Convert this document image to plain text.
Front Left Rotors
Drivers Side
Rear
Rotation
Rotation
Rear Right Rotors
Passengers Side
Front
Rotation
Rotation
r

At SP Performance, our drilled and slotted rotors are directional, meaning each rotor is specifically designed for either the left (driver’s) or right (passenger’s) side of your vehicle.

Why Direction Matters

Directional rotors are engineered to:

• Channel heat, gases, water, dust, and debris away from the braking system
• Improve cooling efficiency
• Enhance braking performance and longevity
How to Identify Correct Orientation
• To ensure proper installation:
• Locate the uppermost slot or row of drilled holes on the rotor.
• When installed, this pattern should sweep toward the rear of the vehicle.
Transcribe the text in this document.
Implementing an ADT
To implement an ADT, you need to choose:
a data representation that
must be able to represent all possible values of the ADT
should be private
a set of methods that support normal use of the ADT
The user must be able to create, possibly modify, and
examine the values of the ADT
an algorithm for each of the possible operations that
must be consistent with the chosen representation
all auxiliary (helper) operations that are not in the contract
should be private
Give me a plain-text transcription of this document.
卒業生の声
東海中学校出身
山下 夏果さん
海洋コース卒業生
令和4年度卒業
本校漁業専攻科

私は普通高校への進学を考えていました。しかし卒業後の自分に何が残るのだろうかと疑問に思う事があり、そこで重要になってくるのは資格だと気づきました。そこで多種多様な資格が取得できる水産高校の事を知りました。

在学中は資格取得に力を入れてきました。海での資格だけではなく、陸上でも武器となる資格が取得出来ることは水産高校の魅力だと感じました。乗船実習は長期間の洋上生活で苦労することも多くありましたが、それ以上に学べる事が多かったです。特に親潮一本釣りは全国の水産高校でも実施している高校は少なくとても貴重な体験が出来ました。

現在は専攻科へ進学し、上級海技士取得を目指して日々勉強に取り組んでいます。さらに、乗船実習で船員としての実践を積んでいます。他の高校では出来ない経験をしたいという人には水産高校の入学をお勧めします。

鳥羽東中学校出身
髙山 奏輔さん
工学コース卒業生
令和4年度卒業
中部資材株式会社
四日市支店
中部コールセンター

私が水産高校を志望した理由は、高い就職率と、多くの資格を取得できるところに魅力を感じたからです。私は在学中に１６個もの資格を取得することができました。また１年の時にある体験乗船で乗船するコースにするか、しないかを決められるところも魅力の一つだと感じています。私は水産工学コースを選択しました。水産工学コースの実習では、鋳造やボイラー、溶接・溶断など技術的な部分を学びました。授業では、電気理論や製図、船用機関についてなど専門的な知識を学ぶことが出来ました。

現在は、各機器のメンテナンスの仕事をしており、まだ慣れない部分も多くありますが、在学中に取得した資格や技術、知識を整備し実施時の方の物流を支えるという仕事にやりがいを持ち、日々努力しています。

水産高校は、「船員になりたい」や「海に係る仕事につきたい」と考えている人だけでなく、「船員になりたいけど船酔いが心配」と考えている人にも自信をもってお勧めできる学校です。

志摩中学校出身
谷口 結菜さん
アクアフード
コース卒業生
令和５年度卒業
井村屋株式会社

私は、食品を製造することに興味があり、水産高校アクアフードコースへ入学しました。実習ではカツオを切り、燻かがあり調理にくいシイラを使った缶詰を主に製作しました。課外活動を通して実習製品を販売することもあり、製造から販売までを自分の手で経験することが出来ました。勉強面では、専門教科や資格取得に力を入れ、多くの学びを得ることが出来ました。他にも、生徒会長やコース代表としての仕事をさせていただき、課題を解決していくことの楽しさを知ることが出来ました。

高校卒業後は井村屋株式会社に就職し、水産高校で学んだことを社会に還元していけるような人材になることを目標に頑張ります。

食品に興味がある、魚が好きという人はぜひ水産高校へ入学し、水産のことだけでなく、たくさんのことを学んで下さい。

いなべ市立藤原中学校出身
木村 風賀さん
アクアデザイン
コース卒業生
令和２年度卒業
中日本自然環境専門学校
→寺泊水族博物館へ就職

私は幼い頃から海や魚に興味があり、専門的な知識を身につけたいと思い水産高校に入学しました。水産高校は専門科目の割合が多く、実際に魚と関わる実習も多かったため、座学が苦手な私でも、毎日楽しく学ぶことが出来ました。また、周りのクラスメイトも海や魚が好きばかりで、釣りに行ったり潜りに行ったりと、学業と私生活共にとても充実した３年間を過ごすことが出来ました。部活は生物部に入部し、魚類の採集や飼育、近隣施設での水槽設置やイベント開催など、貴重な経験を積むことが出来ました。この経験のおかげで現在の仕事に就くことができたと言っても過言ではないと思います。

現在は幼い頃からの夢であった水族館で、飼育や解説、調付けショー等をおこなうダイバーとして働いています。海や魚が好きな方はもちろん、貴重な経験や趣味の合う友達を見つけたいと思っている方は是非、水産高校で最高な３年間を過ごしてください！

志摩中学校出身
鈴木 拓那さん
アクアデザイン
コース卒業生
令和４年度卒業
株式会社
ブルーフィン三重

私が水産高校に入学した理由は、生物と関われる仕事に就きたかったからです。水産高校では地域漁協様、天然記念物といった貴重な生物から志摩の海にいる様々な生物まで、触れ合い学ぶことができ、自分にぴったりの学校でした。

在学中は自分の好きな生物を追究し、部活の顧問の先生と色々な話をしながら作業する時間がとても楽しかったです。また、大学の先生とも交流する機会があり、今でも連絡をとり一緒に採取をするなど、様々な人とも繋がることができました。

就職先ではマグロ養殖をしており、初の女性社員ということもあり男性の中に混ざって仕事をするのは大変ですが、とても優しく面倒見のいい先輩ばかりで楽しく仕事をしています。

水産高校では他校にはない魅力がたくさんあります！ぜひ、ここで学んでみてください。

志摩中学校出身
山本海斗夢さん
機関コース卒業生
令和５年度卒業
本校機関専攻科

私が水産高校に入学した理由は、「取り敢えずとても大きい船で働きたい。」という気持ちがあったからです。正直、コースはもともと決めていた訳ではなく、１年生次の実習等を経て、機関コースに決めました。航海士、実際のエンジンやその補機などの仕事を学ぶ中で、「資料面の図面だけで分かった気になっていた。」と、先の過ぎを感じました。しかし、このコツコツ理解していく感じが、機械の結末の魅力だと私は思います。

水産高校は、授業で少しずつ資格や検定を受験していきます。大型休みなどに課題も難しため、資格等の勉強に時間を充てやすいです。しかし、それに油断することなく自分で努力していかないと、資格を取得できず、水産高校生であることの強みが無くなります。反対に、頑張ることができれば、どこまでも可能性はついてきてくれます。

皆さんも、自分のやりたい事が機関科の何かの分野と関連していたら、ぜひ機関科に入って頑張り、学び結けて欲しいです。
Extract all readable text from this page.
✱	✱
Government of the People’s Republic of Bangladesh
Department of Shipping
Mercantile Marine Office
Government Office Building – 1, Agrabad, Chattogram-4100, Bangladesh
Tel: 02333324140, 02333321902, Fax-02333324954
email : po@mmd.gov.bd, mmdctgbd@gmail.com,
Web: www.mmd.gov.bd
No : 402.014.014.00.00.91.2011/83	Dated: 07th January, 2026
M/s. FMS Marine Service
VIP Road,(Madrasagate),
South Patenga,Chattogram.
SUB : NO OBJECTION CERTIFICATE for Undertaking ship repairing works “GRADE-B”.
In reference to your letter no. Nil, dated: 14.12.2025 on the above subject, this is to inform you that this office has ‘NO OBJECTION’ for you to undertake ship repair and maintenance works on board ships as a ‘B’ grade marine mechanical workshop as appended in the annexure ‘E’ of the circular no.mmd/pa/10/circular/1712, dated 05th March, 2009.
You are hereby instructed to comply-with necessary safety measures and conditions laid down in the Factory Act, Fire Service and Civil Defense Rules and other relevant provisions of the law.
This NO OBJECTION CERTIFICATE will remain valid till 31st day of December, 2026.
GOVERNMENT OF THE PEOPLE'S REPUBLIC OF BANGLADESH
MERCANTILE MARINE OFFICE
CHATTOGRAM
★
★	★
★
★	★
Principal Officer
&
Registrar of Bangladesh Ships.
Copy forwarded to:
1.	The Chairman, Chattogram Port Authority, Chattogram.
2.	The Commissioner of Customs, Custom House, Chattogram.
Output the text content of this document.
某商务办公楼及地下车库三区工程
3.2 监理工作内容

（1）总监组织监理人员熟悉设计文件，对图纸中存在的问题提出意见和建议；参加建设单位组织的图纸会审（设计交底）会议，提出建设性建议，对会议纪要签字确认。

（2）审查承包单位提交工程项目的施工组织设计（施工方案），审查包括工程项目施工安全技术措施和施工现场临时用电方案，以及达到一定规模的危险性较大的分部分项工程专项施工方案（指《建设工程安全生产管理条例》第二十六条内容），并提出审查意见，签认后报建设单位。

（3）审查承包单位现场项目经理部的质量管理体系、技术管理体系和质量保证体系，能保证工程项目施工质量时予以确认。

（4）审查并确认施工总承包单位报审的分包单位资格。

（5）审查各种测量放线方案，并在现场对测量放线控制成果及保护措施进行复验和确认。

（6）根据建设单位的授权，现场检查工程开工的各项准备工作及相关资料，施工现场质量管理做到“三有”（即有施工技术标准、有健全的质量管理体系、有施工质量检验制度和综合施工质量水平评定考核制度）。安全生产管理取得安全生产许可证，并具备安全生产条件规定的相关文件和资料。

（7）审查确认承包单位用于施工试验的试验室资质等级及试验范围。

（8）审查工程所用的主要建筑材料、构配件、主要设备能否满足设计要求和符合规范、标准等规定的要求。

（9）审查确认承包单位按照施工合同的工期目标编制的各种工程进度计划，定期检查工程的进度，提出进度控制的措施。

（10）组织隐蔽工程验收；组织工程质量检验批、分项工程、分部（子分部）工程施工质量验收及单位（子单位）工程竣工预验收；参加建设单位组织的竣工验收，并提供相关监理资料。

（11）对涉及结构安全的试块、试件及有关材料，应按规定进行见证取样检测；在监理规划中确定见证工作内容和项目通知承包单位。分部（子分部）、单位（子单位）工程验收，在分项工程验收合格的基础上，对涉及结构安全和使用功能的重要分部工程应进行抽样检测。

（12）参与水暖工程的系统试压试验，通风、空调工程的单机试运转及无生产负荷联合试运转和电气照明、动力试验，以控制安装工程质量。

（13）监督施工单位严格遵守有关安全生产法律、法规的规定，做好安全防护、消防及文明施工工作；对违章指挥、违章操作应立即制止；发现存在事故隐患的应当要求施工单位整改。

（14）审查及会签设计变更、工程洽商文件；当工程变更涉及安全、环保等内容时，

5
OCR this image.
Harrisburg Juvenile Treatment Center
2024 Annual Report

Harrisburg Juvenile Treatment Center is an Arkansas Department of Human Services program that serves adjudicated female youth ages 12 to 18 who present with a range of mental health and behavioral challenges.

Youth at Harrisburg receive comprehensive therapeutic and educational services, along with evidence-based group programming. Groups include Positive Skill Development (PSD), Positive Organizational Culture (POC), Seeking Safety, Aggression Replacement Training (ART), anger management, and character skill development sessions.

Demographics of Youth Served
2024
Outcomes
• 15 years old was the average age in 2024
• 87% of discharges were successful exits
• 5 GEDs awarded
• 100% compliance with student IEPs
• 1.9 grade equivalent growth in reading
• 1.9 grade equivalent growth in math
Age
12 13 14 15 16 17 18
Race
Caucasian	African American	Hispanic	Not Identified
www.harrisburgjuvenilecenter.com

-=-=-

Goal>
Show every line from the entries above in which the word "possible" appears.

Task solution>
must be able to represent all possible values of the ADT
an algorithm for each of the possible operations that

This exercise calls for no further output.